The required output is the line containing "Serialize everything readable" through the final line of the material below, printed exactly, with no other lines.

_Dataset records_
%%

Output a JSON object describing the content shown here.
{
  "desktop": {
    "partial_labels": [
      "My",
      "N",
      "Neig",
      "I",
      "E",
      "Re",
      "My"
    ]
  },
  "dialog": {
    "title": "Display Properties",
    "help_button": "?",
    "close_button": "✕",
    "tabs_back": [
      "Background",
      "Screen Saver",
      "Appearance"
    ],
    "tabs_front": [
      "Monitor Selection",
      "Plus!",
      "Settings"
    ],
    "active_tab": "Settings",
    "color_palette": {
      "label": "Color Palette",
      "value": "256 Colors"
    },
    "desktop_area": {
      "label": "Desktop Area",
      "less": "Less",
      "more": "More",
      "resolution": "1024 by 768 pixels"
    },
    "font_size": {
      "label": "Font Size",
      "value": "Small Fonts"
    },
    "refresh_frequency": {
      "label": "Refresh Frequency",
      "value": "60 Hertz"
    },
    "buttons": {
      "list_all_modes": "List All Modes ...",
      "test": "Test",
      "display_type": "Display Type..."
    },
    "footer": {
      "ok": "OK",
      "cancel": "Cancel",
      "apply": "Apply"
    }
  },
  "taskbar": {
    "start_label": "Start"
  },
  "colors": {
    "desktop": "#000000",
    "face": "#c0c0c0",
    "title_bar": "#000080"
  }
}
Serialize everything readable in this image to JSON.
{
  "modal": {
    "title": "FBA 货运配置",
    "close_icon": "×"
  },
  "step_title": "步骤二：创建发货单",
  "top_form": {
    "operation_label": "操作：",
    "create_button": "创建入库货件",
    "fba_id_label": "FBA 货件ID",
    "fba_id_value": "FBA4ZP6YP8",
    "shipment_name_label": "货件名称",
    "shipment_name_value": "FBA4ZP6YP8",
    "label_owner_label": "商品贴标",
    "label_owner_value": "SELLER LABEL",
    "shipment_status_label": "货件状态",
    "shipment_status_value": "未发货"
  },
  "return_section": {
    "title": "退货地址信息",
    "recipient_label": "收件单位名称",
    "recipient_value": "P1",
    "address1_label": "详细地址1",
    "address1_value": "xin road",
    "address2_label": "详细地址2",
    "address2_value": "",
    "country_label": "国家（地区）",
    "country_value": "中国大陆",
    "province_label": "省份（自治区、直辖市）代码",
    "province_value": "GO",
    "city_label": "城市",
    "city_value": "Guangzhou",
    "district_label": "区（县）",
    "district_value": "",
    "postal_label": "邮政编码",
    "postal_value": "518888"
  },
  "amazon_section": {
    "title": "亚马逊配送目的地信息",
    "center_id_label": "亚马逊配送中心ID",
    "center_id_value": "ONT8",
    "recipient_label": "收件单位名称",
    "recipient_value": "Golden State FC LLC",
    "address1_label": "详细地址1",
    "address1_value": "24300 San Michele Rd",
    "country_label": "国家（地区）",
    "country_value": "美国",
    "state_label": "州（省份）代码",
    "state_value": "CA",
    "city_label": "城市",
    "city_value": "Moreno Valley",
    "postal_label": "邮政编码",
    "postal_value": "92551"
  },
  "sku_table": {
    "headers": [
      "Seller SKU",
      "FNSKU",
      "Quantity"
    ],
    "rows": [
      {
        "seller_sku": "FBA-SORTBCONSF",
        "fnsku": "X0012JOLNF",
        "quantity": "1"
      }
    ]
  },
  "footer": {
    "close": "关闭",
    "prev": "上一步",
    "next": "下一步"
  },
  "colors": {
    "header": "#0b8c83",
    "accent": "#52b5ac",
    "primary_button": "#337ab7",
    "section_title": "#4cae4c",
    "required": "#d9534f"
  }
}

%%

_Final answer_
Serialize everything readable in this image to JSON.
{
  "modal": {
    "title": "FBA 货运配置",
    "close_icon": "×"
  },
  "step_title": "步骤二：创建发货单",
  "top_form": {
    "operation_label": "操作：",
    "create_button": "创建入库货件",
    "fba_id_label": "FBA 货件ID",
    "fba_id_value": "FBA4ZP6YP8",
    "shipment_name_label": "货件名称",
    "shipment_name_value": "FBA4ZP6YP8",
    "label_owner_label": "商品贴标",
    "label_owner_value": "SELLER LABEL",
    "shipment_status_label": "货件状态",
    "shipment_status_value": "未发货"
  },
  "return_section": {
    "title": "退货地址信息",
    "recipient_label": "收件单位名称",
    "recipient_value": "P1",
    "address1_label": "详细地址1",
    "address1_value": "xin road",
    "address2_label": "详细地址2",
    "address2_value": "",
    "country_label": "国家（地区）",
    "country_value": "中国大陆",
    "province_label": "省份（自治区、直辖市）代码",
    "province_value": "GO",
    "city_label": "城市",
    "city_value": "Guangzhou",
    "district_label": "区（县）",
    "district_value": "",
    "postal_label": "邮政编码",
    "postal_value": "518888"
  },
  "amazon_section": {
    "title": "亚马逊配送目的地信息",
    "center_id_label": "亚马逊配送中心ID",
    "center_id_value": "ONT8",
    "recipient_label": "收件单位名称",
    "recipient_value": "Golden State FC LLC",
    "address1_label": "详细地址1",
    "address1_value": "24300 San Michele Rd",
    "country_label": "国家（地区）",
    "country_value": "美国",
    "state_label": "州（省份）代码",
    "state_value": "CA",
    "city_label": "城市",
    "city_value": "Moreno Valley",
    "postal_label": "邮政编码",
    "postal_value": "92551"
  },
  "sku_table": {
    "headers": [
      "Seller SKU",
      "FNSKU",
      "Quantity"
    ],
    "rows": [
      {
        "seller_sku": "FBA-SORTBCONSF",
        "fnsku": "X0012JOLNF",
        "quantity": "1"
      }
    ]
  },
  "footer": {
    "close": "关闭",
    "prev": "上一步",
    "next": "下一步"
  },
  "colors": {
    "header": "#0b8c83",
    "accent": "#52b5ac",
    "primary_button": "#337ab7",
    "section_title": "#4cae4c",
    "required": "#d9534f"
  }
}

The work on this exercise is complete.